▶ [WHAT YOU NEED TO DO]: Reproduce every entry that follows word for word, but omit the images.

───── DATA PROVIDED ─────

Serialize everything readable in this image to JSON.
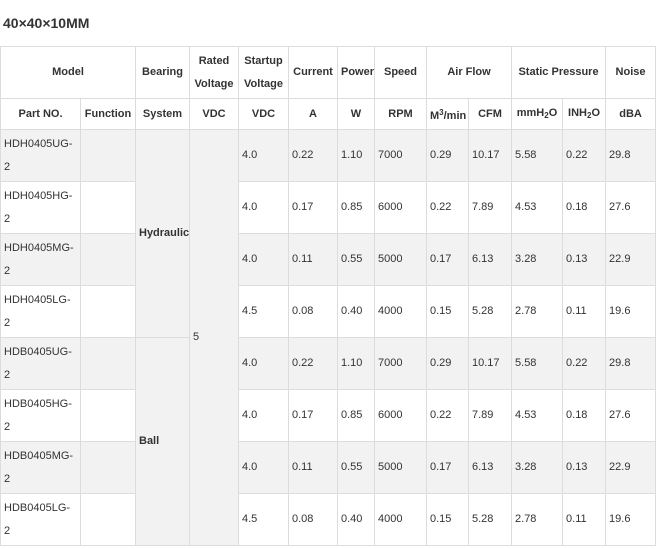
{
  "title": "40×40×10MM",
  "header_top": {
    "model": "Model",
    "bearing": "Bearing",
    "rated_voltage": [
      "Rated",
      "Voltage"
    ],
    "startup_voltage": [
      "Startup",
      "Voltage"
    ],
    "current": "Current",
    "power": "Power",
    "speed": "Speed",
    "air_flow": "Air Flow",
    "static_pressure": "Static Pressure",
    "noise": "Noise"
  },
  "header_sub": {
    "part_no": "Part NO.",
    "function": "Function",
    "system": "System",
    "vdc_rated": "VDC",
    "vdc_startup": "VDC",
    "amp": "A",
    "watt": "W",
    "rpm": "RPM",
    "m3min_base": "M",
    "m3min_exp": "3",
    "m3min_tail": "/min",
    "cfm": "CFM",
    "mmh2o_base": "mmH",
    "mmh2o_sub": "2",
    "mmh2o_tail": "O",
    "inh2o_base": "INH",
    "inh2o_sub": "2",
    "inh2o_tail": "O",
    "dba": "dBA"
  },
  "groups": {
    "hydraulic": "Hydraulic",
    "ball": "Ball",
    "rated_voltage": "5"
  },
  "rows": [
    {
      "part": [
        "HDH0405UG-",
        "2"
      ],
      "startup": "4.0",
      "current": "0.22",
      "power": "1.10",
      "rpm": "7000",
      "m3min": "0.29",
      "cfm": "10.17",
      "mmh2o": "5.58",
      "inh2o": "0.22",
      "dba": "29.8"
    },
    {
      "part": [
        "HDH0405HG-",
        "2"
      ],
      "startup": "4.0",
      "current": "0.17",
      "power": "0.85",
      "rpm": "6000",
      "m3min": "0.22",
      "cfm": "7.89",
      "mmh2o": "4.53",
      "inh2o": "0.18",
      "dba": "27.6"
    },
    {
      "part": [
        "HDH0405MG-",
        "2"
      ],
      "startup": "4.0",
      "current": "0.11",
      "power": "0.55",
      "rpm": "5000",
      "m3min": "0.17",
      "cfm": "6.13",
      "mmh2o": "3.28",
      "inh2o": "0.13",
      "dba": "22.9"
    },
    {
      "part": [
        "HDH0405LG-",
        "2"
      ],
      "startup": "4.5",
      "current": "0.08",
      "power": "0.40",
      "rpm": "4000",
      "m3min": "0.15",
      "cfm": "5.28",
      "mmh2o": "2.78",
      "inh2o": "0.11",
      "dba": "19.6"
    },
    {
      "part": [
        "HDB0405UG-",
        "2"
      ],
      "startup": "4.0",
      "current": "0.22",
      "power": "1.10",
      "rpm": "7000",
      "m3min": "0.29",
      "cfm": "10.17",
      "mmh2o": "5.58",
      "inh2o": "0.22",
      "dba": "29.8"
    },
    {
      "part": [
        "HDB0405HG-",
        "2"
      ],
      "startup": "4.0",
      "current": "0.17",
      "power": "0.85",
      "rpm": "6000",
      "m3min": "0.22",
      "cfm": "7.89",
      "mmh2o": "4.53",
      "inh2o": "0.18",
      "dba": "27.6"
    },
    {
      "part": [
        "HDB0405MG-",
        "2"
      ],
      "startup": "4.0",
      "current": "0.11",
      "power": "0.55",
      "rpm": "5000",
      "m3min": "0.17",
      "cfm": "6.13",
      "mmh2o": "3.28",
      "inh2o": "0.13",
      "dba": "22.9"
    },
    {
      "part": [
        "HDB0405LG-",
        "2"
      ],
      "startup": "4.5",
      "current": "0.08",
      "power": "0.40",
      "rpm": "4000",
      "m3min": "0.15",
      "cfm": "5.28",
      "mmh2o": "2.78",
      "inh2o": "0.11",
      "dba": "19.6"
    }
  ],
  "colors": {
    "shaded_row": "#f2f2f2",
    "border": "#dcdcdc",
    "text": "#333333"
  }
}
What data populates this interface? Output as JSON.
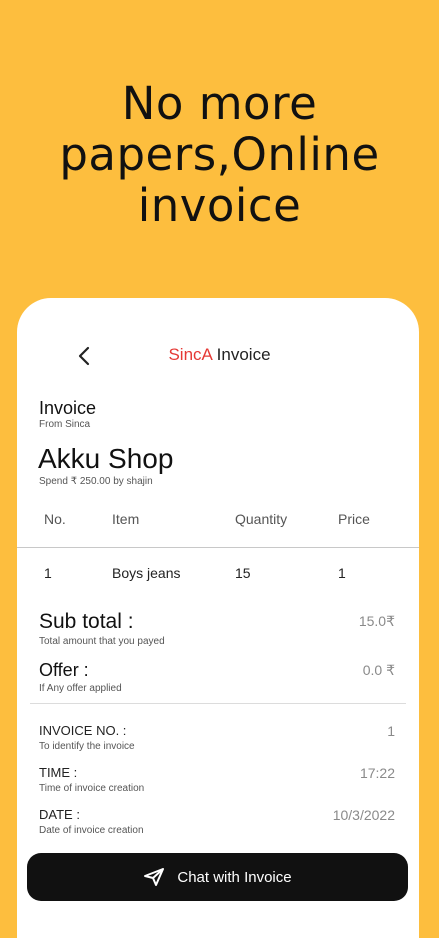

─────

▶ [OUTPUT FOR THIS EXERCISE]:
Serialize everything readable in this image to JSON.
{
  "title": "40×40×10MM",
  "header_top": {
    "model": "Model",
    "bearing": "Bearing",
    "rated_voltage": [
      "Rated",
      "Voltage"
    ],
    "startup_voltage": [
      "Startup",
      "Voltage"
    ],
    "current": "Current",
    "power": "Power",
    "speed": "Speed",
    "air_flow": "Air Flow",
    "static_pressure": "Static Pressure",
    "noise": "Noise"
  },
  "header_sub": {
    "part_no": "Part NO.",
    "function": "Function",
    "system": "System",
    "vdc_rated": "VDC",
    "vdc_startup": "VDC",
    "amp": "A",
    "watt": "W",
    "rpm": "RPM",
    "m3min_base": "M",
    "m3min_exp": "3",
    "m3min_tail": "/min",
    "cfm": "CFM",
    "mmh2o_base": "mmH",
    "mmh2o_sub": "2",
    "mmh2o_tail": "O",
    "inh2o_base": "INH",
    "inh2o_sub": "2",
    "inh2o_tail": "O",
    "dba": "dBA"
  },
  "groups": {
    "hydraulic": "Hydraulic",
    "ball": "Ball",
    "rated_voltage": "5"
  },
  "rows": [
    {
      "part": [
        "HDH0405UG-",
        "2"
      ],
      "startup": "4.0",
      "current": "0.22",
      "power": "1.10",
      "rpm": "7000",
      "m3min": "0.29",
      "cfm": "10.17",
      "mmh2o": "5.58",
      "inh2o": "0.22",
      "dba": "29.8"
    },
    {
      "part": [
        "HDH0405HG-",
        "2"
      ],
      "startup": "4.0",
      "current": "0.17",
      "power": "0.85",
      "rpm": "6000",
      "m3min": "0.22",
      "cfm": "7.89",
      "mmh2o": "4.53",
      "inh2o": "0.18",
      "dba": "27.6"
    },
    {
      "part": [
        "HDH0405MG-",
        "2"
      ],
      "startup": "4.0",
      "current": "0.11",
      "power": "0.55",
      "rpm": "5000",
      "m3min": "0.17",
      "cfm": "6.13",
      "mmh2o": "3.28",
      "inh2o": "0.13",
      "dba": "22.9"
    },
    {
      "part": [
        "HDH0405LG-",
        "2"
      ],
      "startup": "4.5",
      "current": "0.08",
      "power": "0.40",
      "rpm": "4000",
      "m3min": "0.15",
      "cfm": "5.28",
      "mmh2o": "2.78",
      "inh2o": "0.11",
      "dba": "19.6"
    },
    {
      "part": [
        "HDB0405UG-",
        "2"
      ],
      "startup": "4.0",
      "current": "0.22",
      "power": "1.10",
      "rpm": "7000",
      "m3min": "0.29",
      "cfm": "10.17",
      "mmh2o": "5.58",
      "inh2o": "0.22",
      "dba": "29.8"
    },
    {
      "part": [
        "HDB0405HG-",
        "2"
      ],
      "startup": "4.0",
      "current": "0.17",
      "power": "0.85",
      "rpm": "6000",
      "m3min": "0.22",
      "cfm": "7.89",
      "mmh2o": "4.53",
      "inh2o": "0.18",
      "dba": "27.6"
    },
    {
      "part": [
        "HDB0405MG-",
        "2"
      ],
      "startup": "4.0",
      "current": "0.11",
      "power": "0.55",
      "rpm": "5000",
      "m3min": "0.17",
      "cfm": "6.13",
      "mmh2o": "3.28",
      "inh2o": "0.13",
      "dba": "22.9"
    },
    {
      "part": [
        "HDB0405LG-",
        "2"
      ],
      "startup": "4.5",
      "current": "0.08",
      "power": "0.40",
      "rpm": "4000",
      "m3min": "0.15",
      "cfm": "5.28",
      "mmh2o": "2.78",
      "inh2o": "0.11",
      "dba": "19.6"
    }
  ],
  "colors": {
    "shaded_row": "#f2f2f2",
    "border": "#dcdcdc",
    "text": "#333333"
  }
}
What data populates this interface? Output as JSON.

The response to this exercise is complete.